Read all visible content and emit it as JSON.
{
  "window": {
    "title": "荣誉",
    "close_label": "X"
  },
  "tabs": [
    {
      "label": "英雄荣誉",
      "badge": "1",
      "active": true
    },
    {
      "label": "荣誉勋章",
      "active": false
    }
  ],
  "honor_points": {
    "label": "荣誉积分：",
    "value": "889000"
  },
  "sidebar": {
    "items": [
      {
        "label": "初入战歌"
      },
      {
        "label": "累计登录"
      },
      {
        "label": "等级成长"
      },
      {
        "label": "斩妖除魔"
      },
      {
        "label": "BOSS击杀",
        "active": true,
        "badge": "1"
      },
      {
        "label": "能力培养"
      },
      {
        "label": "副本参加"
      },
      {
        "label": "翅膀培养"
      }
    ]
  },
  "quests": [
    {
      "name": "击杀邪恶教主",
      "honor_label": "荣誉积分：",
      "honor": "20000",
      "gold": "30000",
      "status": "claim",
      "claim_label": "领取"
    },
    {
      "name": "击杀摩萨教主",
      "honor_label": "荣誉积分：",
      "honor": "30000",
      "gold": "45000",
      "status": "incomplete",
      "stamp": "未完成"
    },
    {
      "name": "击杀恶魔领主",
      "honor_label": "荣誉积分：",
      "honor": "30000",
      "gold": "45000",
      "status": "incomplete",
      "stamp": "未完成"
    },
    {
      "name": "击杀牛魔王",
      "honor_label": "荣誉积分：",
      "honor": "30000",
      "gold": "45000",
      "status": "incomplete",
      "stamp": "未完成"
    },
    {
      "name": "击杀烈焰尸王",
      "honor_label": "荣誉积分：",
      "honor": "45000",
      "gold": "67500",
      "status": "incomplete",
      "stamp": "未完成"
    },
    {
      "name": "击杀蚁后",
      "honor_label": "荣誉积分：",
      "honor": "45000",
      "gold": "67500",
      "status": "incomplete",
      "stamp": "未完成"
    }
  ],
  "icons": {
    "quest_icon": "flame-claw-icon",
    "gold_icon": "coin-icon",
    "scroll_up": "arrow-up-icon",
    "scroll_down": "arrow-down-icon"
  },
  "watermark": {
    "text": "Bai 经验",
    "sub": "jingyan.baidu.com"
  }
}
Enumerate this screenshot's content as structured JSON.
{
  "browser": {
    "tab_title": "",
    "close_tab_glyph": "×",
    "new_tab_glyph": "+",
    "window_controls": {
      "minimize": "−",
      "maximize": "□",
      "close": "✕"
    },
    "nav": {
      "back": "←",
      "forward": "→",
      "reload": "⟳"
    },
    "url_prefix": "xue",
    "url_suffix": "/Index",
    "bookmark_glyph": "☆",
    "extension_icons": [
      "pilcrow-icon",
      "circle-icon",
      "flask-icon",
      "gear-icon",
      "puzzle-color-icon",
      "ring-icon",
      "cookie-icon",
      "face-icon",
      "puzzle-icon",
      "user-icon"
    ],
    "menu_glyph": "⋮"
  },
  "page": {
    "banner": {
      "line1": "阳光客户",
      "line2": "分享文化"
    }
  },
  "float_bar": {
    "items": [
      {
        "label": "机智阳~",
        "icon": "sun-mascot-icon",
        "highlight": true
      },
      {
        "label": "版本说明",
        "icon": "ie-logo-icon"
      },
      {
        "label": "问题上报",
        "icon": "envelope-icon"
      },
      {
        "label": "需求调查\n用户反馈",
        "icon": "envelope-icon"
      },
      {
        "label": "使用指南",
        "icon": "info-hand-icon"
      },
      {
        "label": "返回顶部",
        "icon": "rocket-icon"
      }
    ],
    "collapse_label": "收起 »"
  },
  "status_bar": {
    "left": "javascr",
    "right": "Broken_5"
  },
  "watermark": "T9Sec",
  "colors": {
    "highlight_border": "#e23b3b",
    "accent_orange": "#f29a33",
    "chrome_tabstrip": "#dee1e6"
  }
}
::::::
• **Set problem**: Only lines holding the string "arrow" are wanted; gather each one from the entries above.

• **Result of this exercise**:
    "scroll_up": "arrow-up-icon",
    "scroll_down": "arrow-down-icon"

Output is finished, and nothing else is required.